- STATED PROBLEM: Produce a word-for-word copy of the listing below without its pictures.

================================

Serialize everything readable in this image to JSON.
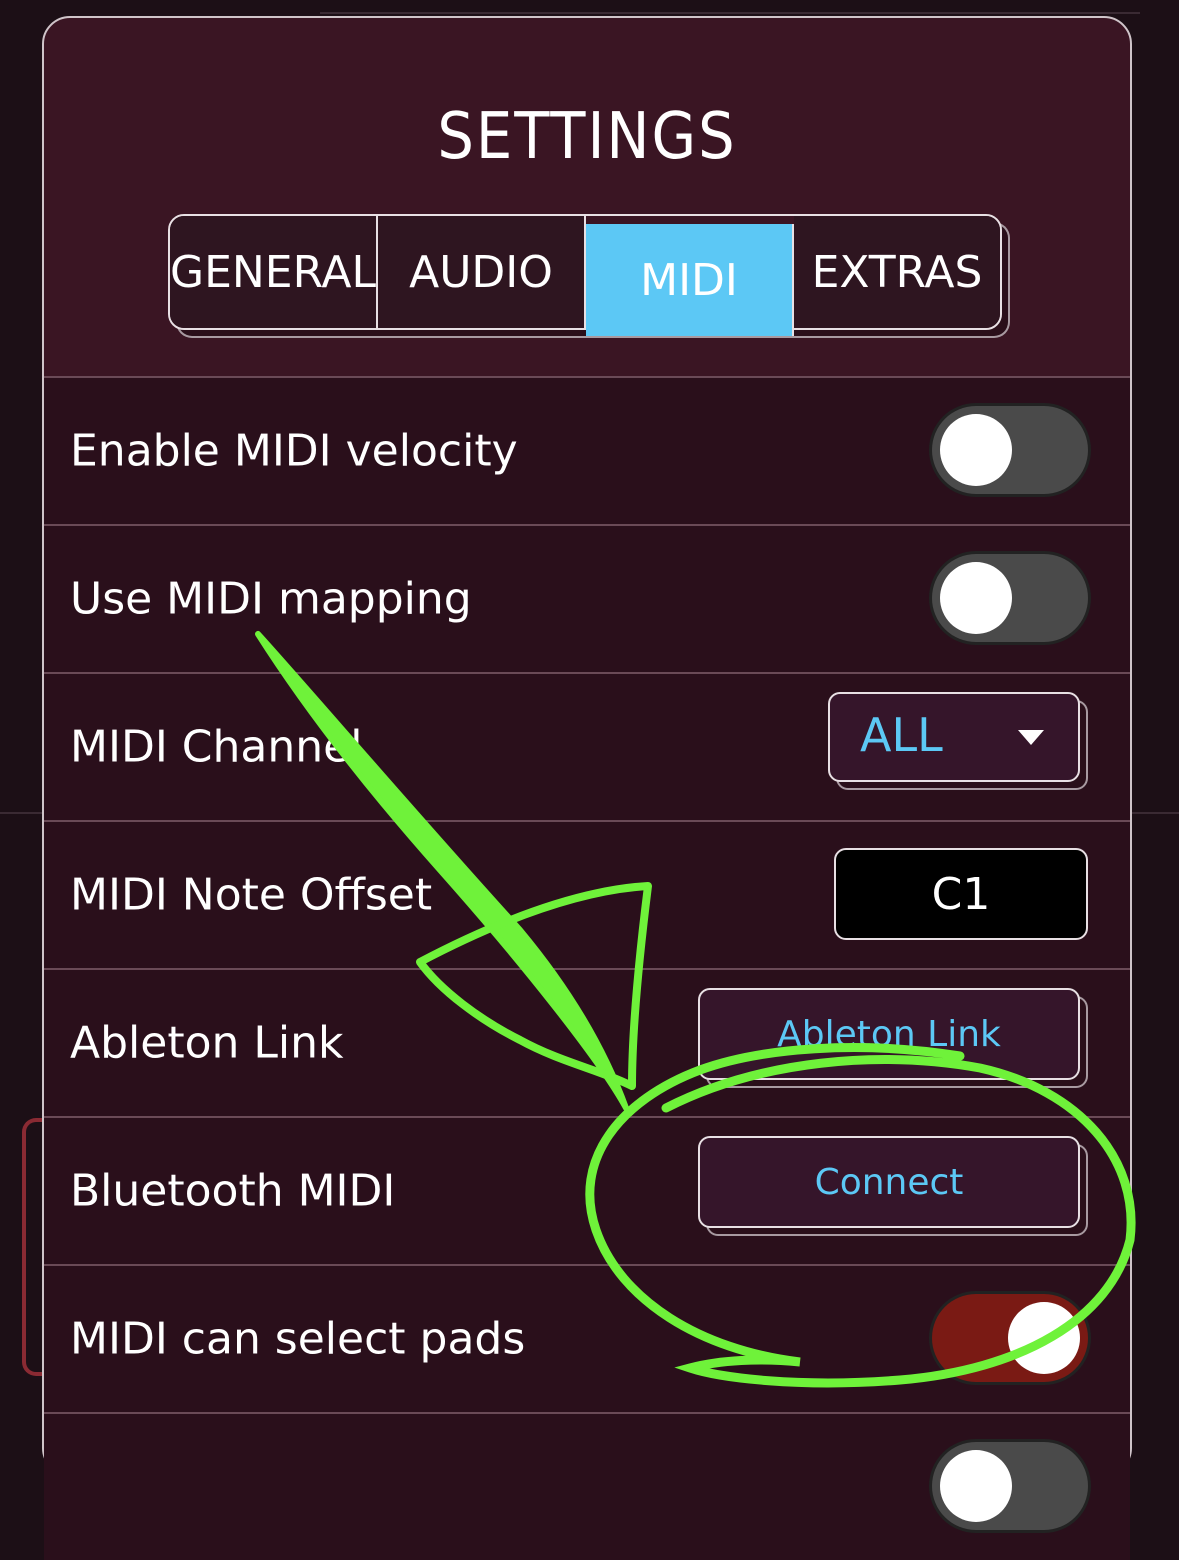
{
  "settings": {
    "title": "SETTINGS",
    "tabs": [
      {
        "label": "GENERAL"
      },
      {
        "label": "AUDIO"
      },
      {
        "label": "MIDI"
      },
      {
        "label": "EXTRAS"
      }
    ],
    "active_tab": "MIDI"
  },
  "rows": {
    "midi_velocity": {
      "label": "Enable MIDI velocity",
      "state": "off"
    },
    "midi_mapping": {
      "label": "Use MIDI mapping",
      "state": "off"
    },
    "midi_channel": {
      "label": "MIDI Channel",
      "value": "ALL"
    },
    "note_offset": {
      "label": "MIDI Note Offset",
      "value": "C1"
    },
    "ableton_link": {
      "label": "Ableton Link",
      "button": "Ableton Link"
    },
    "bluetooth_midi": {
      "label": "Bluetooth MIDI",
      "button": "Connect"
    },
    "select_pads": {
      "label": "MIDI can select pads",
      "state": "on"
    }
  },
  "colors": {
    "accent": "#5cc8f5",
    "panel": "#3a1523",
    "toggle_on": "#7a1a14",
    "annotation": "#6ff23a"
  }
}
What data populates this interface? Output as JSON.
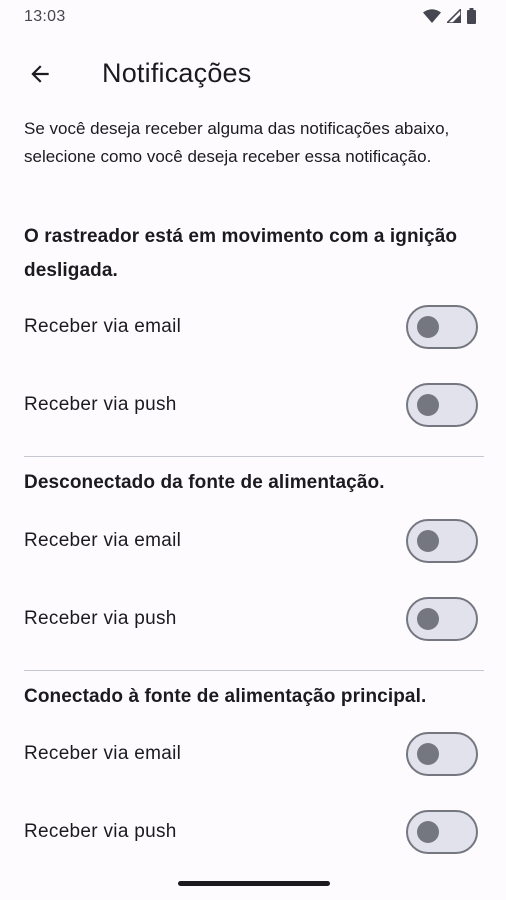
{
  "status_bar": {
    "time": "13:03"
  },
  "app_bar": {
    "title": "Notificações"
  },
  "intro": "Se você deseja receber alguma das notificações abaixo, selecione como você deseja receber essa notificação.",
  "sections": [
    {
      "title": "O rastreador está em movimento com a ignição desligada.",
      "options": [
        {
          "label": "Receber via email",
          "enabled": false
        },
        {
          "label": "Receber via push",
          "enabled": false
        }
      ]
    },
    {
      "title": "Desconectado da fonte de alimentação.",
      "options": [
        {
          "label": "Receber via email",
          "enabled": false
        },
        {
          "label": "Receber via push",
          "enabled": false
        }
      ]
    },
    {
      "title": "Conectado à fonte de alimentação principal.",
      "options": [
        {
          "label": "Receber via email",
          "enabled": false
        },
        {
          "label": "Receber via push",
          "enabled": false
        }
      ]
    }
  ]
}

================================

- COMPLETE OUTPUT:
Serialize everything readable in this image to JSON.
{
  "settings": {
    "title": "SETTINGS",
    "tabs": [
      {
        "label": "GENERAL"
      },
      {
        "label": "AUDIO"
      },
      {
        "label": "MIDI"
      },
      {
        "label": "EXTRAS"
      }
    ],
    "active_tab": "MIDI"
  },
  "rows": {
    "midi_velocity": {
      "label": "Enable MIDI velocity",
      "state": "off"
    },
    "midi_mapping": {
      "label": "Use MIDI mapping",
      "state": "off"
    },
    "midi_channel": {
      "label": "MIDI Channel",
      "value": "ALL"
    },
    "note_offset": {
      "label": "MIDI Note Offset",
      "value": "C1"
    },
    "ableton_link": {
      "label": "Ableton Link",
      "button": "Ableton Link"
    },
    "bluetooth_midi": {
      "label": "Bluetooth MIDI",
      "button": "Connect"
    },
    "select_pads": {
      "label": "MIDI can select pads",
      "state": "on"
    }
  },
  "colors": {
    "accent": "#5cc8f5",
    "panel": "#3a1523",
    "toggle_on": "#7a1a14",
    "annotation": "#6ff23a"
  }
}
What data populates this interface? Output as JSON.
{
  "status_bar": {
    "time": "13:03"
  },
  "app_bar": {
    "title": "Notificações"
  },
  "intro": "Se você deseja receber alguma das notificações abaixo, selecione como você deseja receber essa notificação.",
  "sections": [
    {
      "title": "O rastreador está em movimento com a ignição desligada.",
      "options": [
        {
          "label": "Receber via email",
          "enabled": false
        },
        {
          "label": "Receber via push",
          "enabled": false
        }
      ]
    },
    {
      "title": "Desconectado da fonte de alimentação.",
      "options": [
        {
          "label": "Receber via email",
          "enabled": false
        },
        {
          "label": "Receber via push",
          "enabled": false
        }
      ]
    },
    {
      "title": "Conectado à fonte de alimentação principal.",
      "options": [
        {
          "label": "Receber via email",
          "enabled": false
        },
        {
          "label": "Receber via push",
          "enabled": false
        }
      ]
    }
  ]
}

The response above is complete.